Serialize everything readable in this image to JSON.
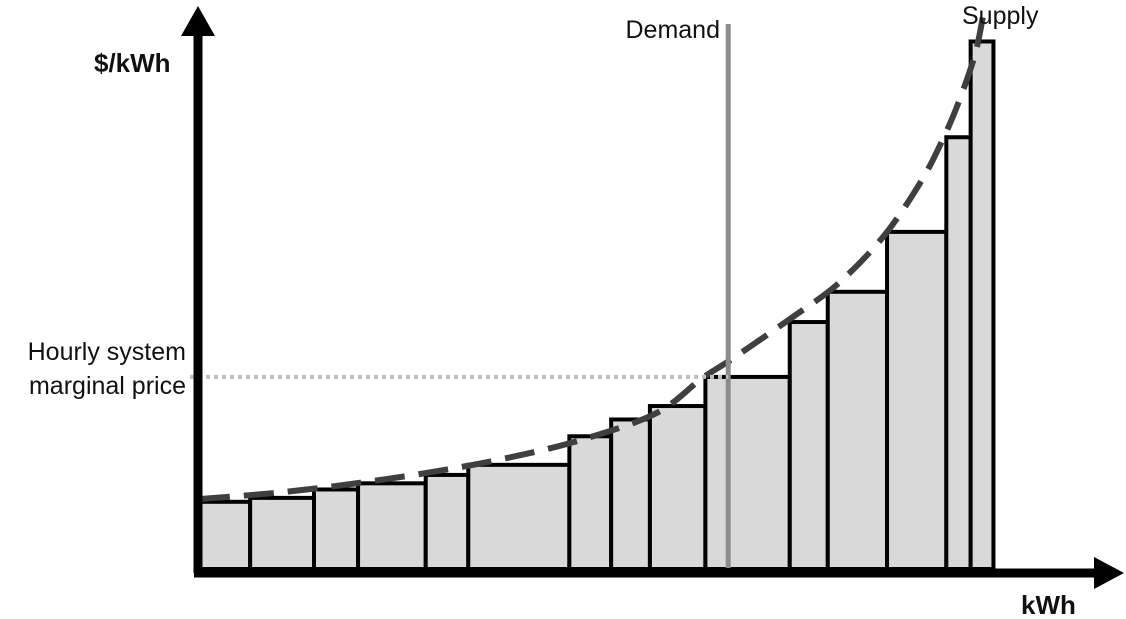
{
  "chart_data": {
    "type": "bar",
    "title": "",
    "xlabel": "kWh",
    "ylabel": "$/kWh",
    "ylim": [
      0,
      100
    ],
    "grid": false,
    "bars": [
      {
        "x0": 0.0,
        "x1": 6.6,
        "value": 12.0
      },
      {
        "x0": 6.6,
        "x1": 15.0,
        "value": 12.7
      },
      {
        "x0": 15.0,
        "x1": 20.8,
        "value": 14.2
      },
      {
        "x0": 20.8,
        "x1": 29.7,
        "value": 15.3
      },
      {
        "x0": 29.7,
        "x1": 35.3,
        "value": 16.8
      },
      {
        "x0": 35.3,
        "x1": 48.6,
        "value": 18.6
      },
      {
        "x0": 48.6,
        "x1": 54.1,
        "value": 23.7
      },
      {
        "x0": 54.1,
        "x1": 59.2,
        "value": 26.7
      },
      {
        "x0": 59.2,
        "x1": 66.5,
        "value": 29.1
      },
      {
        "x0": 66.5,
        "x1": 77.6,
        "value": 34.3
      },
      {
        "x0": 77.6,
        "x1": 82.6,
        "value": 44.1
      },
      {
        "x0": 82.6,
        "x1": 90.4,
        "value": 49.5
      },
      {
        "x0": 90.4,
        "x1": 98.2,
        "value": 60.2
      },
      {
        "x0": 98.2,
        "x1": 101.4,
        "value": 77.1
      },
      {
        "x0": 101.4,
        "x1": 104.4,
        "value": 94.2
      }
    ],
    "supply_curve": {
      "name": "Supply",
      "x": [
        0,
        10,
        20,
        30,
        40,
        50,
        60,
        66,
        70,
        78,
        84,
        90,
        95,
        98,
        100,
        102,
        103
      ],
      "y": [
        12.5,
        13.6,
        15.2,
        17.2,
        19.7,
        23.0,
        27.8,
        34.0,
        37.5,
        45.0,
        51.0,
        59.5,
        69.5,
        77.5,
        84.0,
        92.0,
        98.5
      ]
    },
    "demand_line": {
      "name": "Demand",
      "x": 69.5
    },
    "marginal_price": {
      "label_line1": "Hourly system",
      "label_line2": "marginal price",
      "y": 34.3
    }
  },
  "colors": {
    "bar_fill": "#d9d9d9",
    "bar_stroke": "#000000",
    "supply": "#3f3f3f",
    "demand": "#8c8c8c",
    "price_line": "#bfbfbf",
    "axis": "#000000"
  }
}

====

> **WHAT TO PRODUCE**: Restate every record exactly, please; do not copy the pictures.

> **EXERCISE RESPONSE**:
Serialize everything readable in this image to JSON.
{
  "chart_data": {
    "type": "bar",
    "title": "",
    "xlabel": "kWh",
    "ylabel": "$/kWh",
    "ylim": [
      0,
      100
    ],
    "grid": false,
    "bars": [
      {
        "x0": 0.0,
        "x1": 6.6,
        "value": 12.0
      },
      {
        "x0": 6.6,
        "x1": 15.0,
        "value": 12.7
      },
      {
        "x0": 15.0,
        "x1": 20.8,
        "value": 14.2
      },
      {
        "x0": 20.8,
        "x1": 29.7,
        "value": 15.3
      },
      {
        "x0": 29.7,
        "x1": 35.3,
        "value": 16.8
      },
      {
        "x0": 35.3,
        "x1": 48.6,
        "value": 18.6
      },
      {
        "x0": 48.6,
        "x1": 54.1,
        "value": 23.7
      },
      {
        "x0": 54.1,
        "x1": 59.2,
        "value": 26.7
      },
      {
        "x0": 59.2,
        "x1": 66.5,
        "value": 29.1
      },
      {
        "x0": 66.5,
        "x1": 77.6,
        "value": 34.3
      },
      {
        "x0": 77.6,
        "x1": 82.6,
        "value": 44.1
      },
      {
        "x0": 82.6,
        "x1": 90.4,
        "value": 49.5
      },
      {
        "x0": 90.4,
        "x1": 98.2,
        "value": 60.2
      },
      {
        "x0": 98.2,
        "x1": 101.4,
        "value": 77.1
      },
      {
        "x0": 101.4,
        "x1": 104.4,
        "value": 94.2
      }
    ],
    "supply_curve": {
      "name": "Supply",
      "x": [
        0,
        10,
        20,
        30,
        40,
        50,
        60,
        66,
        70,
        78,
        84,
        90,
        95,
        98,
        100,
        102,
        103
      ],
      "y": [
        12.5,
        13.6,
        15.2,
        17.2,
        19.7,
        23.0,
        27.8,
        34.0,
        37.5,
        45.0,
        51.0,
        59.5,
        69.5,
        77.5,
        84.0,
        92.0,
        98.5
      ]
    },
    "demand_line": {
      "name": "Demand",
      "x": 69.5
    },
    "marginal_price": {
      "label_line1": "Hourly system",
      "label_line2": "marginal price",
      "y": 34.3
    }
  },
  "colors": {
    "bar_fill": "#d9d9d9",
    "bar_stroke": "#000000",
    "supply": "#3f3f3f",
    "demand": "#8c8c8c",
    "price_line": "#bfbfbf",
    "axis": "#000000"
  }
}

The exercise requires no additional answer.